## START

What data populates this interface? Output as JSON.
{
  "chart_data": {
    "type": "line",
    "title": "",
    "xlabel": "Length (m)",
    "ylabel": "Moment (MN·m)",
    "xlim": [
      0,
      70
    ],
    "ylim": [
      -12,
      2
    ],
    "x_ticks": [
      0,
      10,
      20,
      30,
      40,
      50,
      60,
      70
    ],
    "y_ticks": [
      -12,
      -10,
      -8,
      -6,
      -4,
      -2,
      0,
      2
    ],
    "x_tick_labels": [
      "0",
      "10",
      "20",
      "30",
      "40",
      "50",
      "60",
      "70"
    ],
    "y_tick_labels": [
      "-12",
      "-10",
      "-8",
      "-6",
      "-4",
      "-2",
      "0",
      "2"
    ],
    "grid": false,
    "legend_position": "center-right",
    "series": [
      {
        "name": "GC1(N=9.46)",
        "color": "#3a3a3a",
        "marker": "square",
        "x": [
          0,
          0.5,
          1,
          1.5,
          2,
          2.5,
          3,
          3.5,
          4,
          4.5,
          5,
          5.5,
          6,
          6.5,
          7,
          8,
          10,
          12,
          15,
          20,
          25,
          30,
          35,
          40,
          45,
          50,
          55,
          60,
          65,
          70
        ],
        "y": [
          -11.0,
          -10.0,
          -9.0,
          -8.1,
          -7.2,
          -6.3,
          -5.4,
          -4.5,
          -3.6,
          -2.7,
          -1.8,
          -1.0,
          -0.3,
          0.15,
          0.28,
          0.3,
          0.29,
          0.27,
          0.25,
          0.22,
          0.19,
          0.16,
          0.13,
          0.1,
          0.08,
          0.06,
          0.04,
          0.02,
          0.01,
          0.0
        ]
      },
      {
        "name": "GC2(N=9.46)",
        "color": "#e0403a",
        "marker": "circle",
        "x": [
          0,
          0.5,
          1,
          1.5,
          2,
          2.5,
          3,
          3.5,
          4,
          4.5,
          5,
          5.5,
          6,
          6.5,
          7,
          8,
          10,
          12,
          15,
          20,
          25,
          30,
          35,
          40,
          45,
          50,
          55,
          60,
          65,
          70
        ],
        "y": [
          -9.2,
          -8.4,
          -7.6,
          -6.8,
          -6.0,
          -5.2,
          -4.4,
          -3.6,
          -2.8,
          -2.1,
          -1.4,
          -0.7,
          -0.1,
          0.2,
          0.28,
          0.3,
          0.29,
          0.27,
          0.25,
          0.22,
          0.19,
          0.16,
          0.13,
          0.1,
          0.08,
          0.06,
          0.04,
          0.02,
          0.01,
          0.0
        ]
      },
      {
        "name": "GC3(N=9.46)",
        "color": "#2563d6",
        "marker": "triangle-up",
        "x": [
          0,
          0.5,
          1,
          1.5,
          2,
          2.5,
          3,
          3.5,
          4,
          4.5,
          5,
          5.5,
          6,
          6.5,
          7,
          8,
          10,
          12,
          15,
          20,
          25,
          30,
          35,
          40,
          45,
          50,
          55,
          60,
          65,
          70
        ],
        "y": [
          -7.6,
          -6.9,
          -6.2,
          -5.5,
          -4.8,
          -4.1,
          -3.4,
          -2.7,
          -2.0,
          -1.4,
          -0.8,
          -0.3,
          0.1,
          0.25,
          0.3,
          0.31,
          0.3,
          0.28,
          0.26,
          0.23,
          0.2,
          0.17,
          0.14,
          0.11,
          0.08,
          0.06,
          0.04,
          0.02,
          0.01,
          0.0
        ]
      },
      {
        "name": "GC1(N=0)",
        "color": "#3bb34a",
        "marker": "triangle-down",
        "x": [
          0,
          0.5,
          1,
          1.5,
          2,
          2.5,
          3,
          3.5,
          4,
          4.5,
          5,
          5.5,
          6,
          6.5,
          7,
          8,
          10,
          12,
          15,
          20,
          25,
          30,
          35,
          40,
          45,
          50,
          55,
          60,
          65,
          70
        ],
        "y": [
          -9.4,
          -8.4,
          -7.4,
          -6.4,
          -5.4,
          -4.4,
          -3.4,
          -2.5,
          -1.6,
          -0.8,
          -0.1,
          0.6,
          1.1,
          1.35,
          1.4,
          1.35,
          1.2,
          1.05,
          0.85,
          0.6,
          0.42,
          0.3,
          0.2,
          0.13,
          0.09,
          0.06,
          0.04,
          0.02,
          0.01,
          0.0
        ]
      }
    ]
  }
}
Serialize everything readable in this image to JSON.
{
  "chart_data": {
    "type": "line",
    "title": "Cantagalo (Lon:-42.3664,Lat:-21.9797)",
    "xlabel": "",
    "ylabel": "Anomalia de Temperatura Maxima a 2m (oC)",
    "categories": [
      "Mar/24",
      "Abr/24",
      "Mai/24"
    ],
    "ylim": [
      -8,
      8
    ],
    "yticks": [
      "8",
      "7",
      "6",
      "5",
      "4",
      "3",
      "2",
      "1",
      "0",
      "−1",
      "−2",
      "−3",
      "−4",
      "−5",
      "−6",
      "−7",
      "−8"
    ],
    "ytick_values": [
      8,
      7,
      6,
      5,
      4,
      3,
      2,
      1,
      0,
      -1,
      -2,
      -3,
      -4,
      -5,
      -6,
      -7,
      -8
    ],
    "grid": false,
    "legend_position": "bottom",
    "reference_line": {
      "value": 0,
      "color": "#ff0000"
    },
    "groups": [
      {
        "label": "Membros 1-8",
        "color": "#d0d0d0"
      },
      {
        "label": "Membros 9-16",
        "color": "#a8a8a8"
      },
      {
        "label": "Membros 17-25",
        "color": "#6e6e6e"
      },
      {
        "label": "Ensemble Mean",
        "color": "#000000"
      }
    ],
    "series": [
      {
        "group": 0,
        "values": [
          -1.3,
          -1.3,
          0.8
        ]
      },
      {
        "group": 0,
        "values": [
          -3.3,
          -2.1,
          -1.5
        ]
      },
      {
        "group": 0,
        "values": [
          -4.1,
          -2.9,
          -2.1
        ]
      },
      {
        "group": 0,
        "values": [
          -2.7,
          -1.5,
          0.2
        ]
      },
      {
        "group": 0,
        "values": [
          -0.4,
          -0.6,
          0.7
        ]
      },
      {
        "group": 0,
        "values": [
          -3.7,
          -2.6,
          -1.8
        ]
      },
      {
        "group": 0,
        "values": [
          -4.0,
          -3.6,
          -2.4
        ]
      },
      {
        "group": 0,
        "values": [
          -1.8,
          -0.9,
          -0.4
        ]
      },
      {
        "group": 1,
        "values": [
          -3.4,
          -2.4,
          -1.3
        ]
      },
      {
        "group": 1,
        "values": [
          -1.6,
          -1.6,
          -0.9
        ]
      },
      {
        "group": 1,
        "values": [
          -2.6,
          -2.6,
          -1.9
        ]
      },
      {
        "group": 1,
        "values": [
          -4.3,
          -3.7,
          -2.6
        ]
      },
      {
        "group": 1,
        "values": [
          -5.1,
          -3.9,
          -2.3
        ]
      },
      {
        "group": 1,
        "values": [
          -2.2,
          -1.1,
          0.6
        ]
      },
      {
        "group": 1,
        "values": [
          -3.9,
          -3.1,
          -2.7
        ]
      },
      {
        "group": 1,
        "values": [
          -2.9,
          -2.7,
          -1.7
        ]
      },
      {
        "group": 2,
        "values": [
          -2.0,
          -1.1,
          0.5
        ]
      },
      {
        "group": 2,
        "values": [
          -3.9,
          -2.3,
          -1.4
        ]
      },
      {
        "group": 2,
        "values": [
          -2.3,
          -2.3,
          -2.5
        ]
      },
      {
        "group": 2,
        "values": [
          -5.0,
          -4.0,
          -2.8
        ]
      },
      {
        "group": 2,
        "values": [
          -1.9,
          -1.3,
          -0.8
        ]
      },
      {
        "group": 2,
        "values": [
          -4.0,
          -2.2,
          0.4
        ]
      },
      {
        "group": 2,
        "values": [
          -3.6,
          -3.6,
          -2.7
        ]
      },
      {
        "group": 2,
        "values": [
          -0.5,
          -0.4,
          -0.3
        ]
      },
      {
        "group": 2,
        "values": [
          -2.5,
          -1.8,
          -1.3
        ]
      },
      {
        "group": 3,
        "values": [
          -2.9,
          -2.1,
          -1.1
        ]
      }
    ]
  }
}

## END

● **Written instruction**:
Return the lines of the records that include the string "ylabel".

● **Task response**:
    "ylabel": "Moment (MN·m)",
    "ylabel": "Anomalia de Temperatura Maxima a 2m (oC)",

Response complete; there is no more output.